● SET PROBLEM:
Restate the material word for word and leave out anything that is a picture.

● SUPPLIED RECORDS:

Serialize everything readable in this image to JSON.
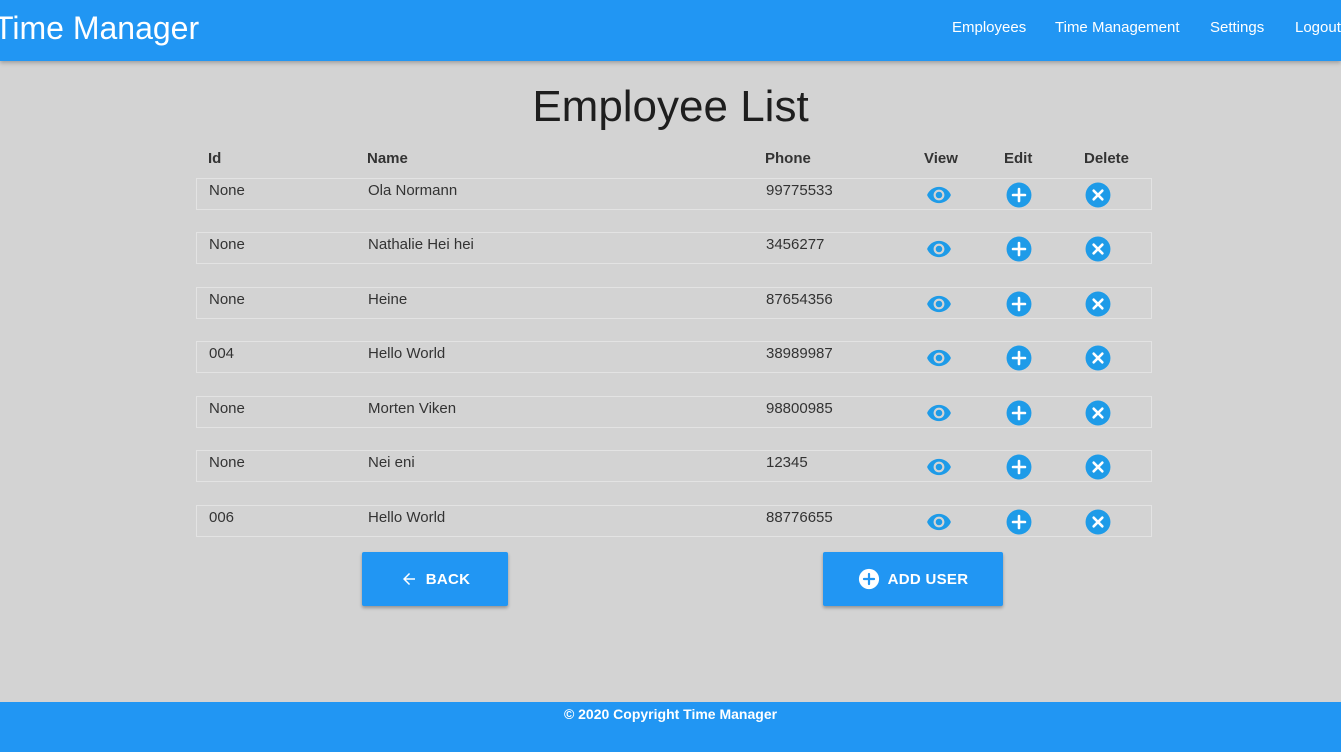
{
  "header": {
    "title": "Time Manager",
    "nav": [
      "Employees",
      "Time Management",
      "Settings",
      "Logout"
    ]
  },
  "page": {
    "title": "Employee List"
  },
  "table": {
    "columns": [
      "Id",
      "Name",
      "Phone",
      "View",
      "Edit",
      "Delete"
    ],
    "rows": [
      {
        "id": "None",
        "name": "Ola Normann",
        "phone": "99775533"
      },
      {
        "id": "None",
        "name": "Nathalie Hei hei",
        "phone": "3456277"
      },
      {
        "id": "None",
        "name": "Heine",
        "phone": "87654356"
      },
      {
        "id": "004",
        "name": "Hello World",
        "phone": "38989987"
      },
      {
        "id": "None",
        "name": "Morten Viken",
        "phone": "98800985"
      },
      {
        "id": "None",
        "name": "Nei eni",
        "phone": "12345"
      },
      {
        "id": "006",
        "name": "Hello World",
        "phone": "88776655"
      }
    ],
    "row_icons": [
      "eye-icon",
      "plus-circle-icon",
      "close-circle-icon"
    ]
  },
  "actions": {
    "back_label": "BACK",
    "back_icon": "arrow-left-icon",
    "add_label": "ADD USER",
    "add_icon": "plus-circle-icon"
  },
  "footer": {
    "text": "© 2020 Copyright Time Manager"
  },
  "colors": {
    "primary": "#2196f3",
    "icon": "#1e9be8",
    "background": "#d3d3d3"
  }
}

● SOLUTION BELOW:
Serialize everything readable in this image to JSON.
{
  "header": {
    "title": "Time Manager",
    "nav": [
      "Employees",
      "Time Management",
      "Settings",
      "Logout"
    ]
  },
  "page": {
    "title": "Employee List"
  },
  "table": {
    "columns": [
      "Id",
      "Name",
      "Phone",
      "View",
      "Edit",
      "Delete"
    ],
    "rows": [
      {
        "id": "None",
        "name": "Ola Normann",
        "phone": "99775533"
      },
      {
        "id": "None",
        "name": "Nathalie Hei hei",
        "phone": "3456277"
      },
      {
        "id": "None",
        "name": "Heine",
        "phone": "87654356"
      },
      {
        "id": "004",
        "name": "Hello World",
        "phone": "38989987"
      },
      {
        "id": "None",
        "name": "Morten Viken",
        "phone": "98800985"
      },
      {
        "id": "None",
        "name": "Nei eni",
        "phone": "12345"
      },
      {
        "id": "006",
        "name": "Hello World",
        "phone": "88776655"
      }
    ],
    "row_icons": [
      "eye-icon",
      "plus-circle-icon",
      "close-circle-icon"
    ]
  },
  "actions": {
    "back_label": "BACK",
    "back_icon": "arrow-left-icon",
    "add_label": "ADD USER",
    "add_icon": "plus-circle-icon"
  },
  "footer": {
    "text": "© 2020 Copyright Time Manager"
  },
  "colors": {
    "primary": "#2196f3",
    "icon": "#1e9be8",
    "background": "#d3d3d3"
  }
}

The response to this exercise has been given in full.